[Lines of data]
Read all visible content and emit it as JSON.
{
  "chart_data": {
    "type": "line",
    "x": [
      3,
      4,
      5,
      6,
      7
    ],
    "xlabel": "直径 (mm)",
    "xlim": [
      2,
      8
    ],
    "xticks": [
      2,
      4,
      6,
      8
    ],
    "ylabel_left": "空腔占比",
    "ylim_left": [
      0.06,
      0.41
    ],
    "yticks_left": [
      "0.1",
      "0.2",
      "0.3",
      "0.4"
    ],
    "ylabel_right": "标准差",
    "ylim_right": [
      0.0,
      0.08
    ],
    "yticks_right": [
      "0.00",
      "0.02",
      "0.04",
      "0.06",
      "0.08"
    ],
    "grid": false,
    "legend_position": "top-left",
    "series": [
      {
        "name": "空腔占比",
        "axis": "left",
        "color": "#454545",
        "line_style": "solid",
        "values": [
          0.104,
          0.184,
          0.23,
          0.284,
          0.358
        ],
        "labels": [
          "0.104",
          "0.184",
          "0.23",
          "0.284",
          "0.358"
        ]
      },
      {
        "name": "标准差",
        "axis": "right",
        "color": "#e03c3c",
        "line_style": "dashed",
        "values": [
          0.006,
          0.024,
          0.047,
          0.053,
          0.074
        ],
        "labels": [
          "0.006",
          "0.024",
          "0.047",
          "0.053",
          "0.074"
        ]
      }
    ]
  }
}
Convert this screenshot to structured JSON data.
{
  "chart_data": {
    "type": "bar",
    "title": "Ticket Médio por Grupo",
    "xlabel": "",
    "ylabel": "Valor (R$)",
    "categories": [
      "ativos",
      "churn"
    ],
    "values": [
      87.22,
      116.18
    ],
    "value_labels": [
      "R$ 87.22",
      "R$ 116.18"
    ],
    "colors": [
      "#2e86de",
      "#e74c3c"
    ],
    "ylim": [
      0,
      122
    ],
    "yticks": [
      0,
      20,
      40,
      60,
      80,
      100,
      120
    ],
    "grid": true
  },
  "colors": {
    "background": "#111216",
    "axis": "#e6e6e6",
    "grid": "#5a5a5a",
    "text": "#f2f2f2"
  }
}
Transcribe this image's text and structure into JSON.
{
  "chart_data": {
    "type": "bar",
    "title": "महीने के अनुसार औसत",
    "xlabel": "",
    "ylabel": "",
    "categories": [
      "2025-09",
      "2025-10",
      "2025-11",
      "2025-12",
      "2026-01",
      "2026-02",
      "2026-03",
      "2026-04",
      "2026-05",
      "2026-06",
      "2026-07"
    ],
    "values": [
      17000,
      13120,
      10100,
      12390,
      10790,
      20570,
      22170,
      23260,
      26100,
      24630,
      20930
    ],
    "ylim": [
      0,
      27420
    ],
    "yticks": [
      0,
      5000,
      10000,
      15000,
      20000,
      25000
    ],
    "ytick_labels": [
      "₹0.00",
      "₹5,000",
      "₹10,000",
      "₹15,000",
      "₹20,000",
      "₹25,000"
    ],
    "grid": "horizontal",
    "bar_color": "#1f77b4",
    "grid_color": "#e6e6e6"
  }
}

▶ SET EXERCISE
Print every entry exactly as it appears.

▶ RESULT
Read all visible content and emit it as JSON.
{
  "chart_data": {
    "type": "line",
    "x": [
      3,
      4,
      5,
      6,
      7
    ],
    "xlabel": "直径 (mm)",
    "xlim": [
      2,
      8
    ],
    "xticks": [
      2,
      4,
      6,
      8
    ],
    "ylabel_left": "空腔占比",
    "ylim_left": [
      0.06,
      0.41
    ],
    "yticks_left": [
      "0.1",
      "0.2",
      "0.3",
      "0.4"
    ],
    "ylabel_right": "标准差",
    "ylim_right": [
      0.0,
      0.08
    ],
    "yticks_right": [
      "0.00",
      "0.02",
      "0.04",
      "0.06",
      "0.08"
    ],
    "grid": false,
    "legend_position": "top-left",
    "series": [
      {
        "name": "空腔占比",
        "axis": "left",
        "color": "#454545",
        "line_style": "solid",
        "values": [
          0.104,
          0.184,
          0.23,
          0.284,
          0.358
        ],
        "labels": [
          "0.104",
          "0.184",
          "0.23",
          "0.284",
          "0.358"
        ]
      },
      {
        "name": "标准差",
        "axis": "right",
        "color": "#e03c3c",
        "line_style": "dashed",
        "values": [
          0.006,
          0.024,
          0.047,
          0.053,
          0.074
        ],
        "labels": [
          "0.006",
          "0.024",
          "0.047",
          "0.053",
          "0.074"
        ]
      }
    ]
  }
}
Convert this screenshot to structured JSON data.
{
  "chart_data": {
    "type": "bar",
    "title": "Ticket Médio por Grupo",
    "xlabel": "",
    "ylabel": "Valor (R$)",
    "categories": [
      "ativos",
      "churn"
    ],
    "values": [
      87.22,
      116.18
    ],
    "value_labels": [
      "R$ 87.22",
      "R$ 116.18"
    ],
    "colors": [
      "#2e86de",
      "#e74c3c"
    ],
    "ylim": [
      0,
      122
    ],
    "yticks": [
      0,
      20,
      40,
      60,
      80,
      100,
      120
    ],
    "grid": true
  },
  "colors": {
    "background": "#111216",
    "axis": "#e6e6e6",
    "grid": "#5a5a5a",
    "text": "#f2f2f2"
  }
}
Transcribe this image's text and structure into JSON.
{
  "chart_data": {
    "type": "bar",
    "title": "महीने के अनुसार औसत",
    "xlabel": "",
    "ylabel": "",
    "categories": [
      "2025-09",
      "2025-10",
      "2025-11",
      "2025-12",
      "2026-01",
      "2026-02",
      "2026-03",
      "2026-04",
      "2026-05",
      "2026-06",
      "2026-07"
    ],
    "values": [
      17000,
      13120,
      10100,
      12390,
      10790,
      20570,
      22170,
      23260,
      26100,
      24630,
      20930
    ],
    "ylim": [
      0,
      27420
    ],
    "yticks": [
      0,
      5000,
      10000,
      15000,
      20000,
      25000
    ],
    "ytick_labels": [
      "₹0.00",
      "₹5,000",
      "₹10,000",
      "₹15,000",
      "₹20,000",
      "₹25,000"
    ],
    "grid": "horizontal",
    "bar_color": "#1f77b4",
    "grid_color": "#e6e6e6"
  }
}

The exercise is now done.